[Dataset rows about figures]
-- Start --
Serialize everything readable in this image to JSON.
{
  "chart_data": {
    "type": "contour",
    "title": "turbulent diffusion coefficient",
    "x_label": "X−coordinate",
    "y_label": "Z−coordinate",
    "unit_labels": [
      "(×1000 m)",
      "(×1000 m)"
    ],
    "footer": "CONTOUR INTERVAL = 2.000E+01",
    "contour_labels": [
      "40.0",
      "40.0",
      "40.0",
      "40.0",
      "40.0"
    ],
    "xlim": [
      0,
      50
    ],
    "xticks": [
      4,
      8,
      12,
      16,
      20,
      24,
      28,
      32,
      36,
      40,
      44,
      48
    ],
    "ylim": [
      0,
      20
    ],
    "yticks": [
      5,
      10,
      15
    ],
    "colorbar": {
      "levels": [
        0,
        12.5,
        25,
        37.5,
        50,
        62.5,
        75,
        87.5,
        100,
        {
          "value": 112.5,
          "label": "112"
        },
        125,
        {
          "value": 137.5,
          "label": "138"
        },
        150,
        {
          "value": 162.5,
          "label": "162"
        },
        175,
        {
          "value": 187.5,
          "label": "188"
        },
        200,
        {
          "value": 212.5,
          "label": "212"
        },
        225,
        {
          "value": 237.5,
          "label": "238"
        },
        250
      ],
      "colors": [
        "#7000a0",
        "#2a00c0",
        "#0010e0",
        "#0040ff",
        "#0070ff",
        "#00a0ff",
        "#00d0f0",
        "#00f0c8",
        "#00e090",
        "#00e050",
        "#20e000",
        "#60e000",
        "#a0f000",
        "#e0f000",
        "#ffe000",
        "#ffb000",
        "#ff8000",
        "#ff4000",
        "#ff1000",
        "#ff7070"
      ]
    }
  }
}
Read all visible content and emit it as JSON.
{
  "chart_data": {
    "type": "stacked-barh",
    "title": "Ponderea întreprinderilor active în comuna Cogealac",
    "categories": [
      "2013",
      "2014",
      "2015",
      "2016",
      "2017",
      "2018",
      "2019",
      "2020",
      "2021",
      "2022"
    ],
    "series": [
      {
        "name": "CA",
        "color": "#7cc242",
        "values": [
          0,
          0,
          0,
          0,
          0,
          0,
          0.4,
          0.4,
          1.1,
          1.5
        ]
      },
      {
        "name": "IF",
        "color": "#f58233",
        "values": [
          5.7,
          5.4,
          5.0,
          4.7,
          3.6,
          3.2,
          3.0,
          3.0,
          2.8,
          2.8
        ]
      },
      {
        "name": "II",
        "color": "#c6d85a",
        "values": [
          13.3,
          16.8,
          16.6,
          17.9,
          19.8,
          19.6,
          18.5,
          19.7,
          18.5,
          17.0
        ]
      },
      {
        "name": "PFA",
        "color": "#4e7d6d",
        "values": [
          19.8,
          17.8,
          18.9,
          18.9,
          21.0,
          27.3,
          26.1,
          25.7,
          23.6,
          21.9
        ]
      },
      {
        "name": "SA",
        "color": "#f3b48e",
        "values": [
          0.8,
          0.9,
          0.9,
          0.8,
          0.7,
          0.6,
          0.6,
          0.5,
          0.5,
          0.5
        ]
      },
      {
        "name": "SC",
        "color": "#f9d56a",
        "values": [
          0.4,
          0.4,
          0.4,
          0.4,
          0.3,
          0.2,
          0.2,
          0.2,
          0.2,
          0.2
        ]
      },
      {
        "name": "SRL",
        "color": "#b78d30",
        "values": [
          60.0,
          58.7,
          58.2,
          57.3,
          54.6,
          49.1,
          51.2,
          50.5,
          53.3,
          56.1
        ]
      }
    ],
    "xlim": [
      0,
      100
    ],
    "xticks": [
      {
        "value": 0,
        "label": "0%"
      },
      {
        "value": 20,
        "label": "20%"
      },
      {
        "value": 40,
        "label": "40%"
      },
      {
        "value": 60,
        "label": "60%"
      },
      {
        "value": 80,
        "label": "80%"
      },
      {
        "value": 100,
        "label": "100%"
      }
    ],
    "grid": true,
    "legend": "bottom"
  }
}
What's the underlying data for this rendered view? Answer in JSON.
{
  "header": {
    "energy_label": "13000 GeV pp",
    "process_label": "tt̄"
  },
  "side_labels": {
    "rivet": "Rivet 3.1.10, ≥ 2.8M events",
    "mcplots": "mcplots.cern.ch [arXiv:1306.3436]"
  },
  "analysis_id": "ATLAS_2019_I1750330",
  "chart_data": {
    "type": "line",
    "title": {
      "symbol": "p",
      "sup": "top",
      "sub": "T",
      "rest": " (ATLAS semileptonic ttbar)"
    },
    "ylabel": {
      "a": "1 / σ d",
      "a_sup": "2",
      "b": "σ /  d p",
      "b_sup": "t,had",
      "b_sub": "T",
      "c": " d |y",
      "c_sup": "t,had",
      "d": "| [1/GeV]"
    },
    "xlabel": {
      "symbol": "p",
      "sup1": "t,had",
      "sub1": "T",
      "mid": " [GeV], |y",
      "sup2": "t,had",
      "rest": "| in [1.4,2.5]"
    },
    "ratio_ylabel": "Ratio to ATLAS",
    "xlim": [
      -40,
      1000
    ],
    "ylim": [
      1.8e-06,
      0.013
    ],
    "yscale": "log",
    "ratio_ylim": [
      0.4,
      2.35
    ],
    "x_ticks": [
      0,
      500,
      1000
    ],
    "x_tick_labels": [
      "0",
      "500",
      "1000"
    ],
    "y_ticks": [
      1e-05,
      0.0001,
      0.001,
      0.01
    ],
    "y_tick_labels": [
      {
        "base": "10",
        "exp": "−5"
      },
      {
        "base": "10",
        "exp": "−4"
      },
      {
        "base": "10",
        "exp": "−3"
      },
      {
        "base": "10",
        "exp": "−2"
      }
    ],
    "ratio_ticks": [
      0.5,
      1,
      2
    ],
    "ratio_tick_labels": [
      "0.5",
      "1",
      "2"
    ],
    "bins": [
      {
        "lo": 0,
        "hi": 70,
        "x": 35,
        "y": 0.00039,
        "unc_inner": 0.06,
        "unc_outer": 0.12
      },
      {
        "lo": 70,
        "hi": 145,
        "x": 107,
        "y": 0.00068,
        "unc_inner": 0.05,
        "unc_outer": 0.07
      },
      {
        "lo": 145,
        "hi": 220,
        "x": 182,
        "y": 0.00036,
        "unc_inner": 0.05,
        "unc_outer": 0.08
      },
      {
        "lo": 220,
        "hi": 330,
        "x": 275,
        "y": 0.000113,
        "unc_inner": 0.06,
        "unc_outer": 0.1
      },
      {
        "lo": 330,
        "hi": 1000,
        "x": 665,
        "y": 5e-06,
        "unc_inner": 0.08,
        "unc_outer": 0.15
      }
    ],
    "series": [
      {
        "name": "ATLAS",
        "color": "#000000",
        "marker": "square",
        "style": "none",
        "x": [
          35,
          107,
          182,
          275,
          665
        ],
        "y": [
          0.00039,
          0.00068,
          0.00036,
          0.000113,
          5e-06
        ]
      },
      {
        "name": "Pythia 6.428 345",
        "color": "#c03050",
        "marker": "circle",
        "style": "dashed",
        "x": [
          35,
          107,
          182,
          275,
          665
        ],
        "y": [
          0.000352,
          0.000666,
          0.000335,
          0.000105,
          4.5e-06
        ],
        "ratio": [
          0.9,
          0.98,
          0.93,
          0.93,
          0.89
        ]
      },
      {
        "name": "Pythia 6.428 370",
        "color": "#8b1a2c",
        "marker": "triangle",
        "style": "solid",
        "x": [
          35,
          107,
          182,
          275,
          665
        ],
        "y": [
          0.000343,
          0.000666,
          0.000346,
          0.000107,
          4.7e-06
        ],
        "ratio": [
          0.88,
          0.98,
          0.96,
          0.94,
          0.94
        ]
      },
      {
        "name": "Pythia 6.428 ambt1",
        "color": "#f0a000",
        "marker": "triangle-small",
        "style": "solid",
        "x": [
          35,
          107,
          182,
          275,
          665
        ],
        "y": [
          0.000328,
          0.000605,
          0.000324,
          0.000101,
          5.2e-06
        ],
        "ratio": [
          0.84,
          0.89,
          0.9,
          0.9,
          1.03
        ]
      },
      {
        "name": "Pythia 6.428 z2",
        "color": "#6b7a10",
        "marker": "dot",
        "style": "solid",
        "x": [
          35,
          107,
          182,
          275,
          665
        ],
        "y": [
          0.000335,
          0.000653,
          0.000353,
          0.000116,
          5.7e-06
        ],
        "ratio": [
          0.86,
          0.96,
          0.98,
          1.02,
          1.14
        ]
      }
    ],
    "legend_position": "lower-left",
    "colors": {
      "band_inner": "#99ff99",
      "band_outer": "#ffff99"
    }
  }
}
-- End --
### EXERCISE BRIEF
Go through the entries above and copy every line containing "coordinate".

### EXERCISE RESULT
    "x_label": "X−coordinate",
    "y_label": "Z−coordinate",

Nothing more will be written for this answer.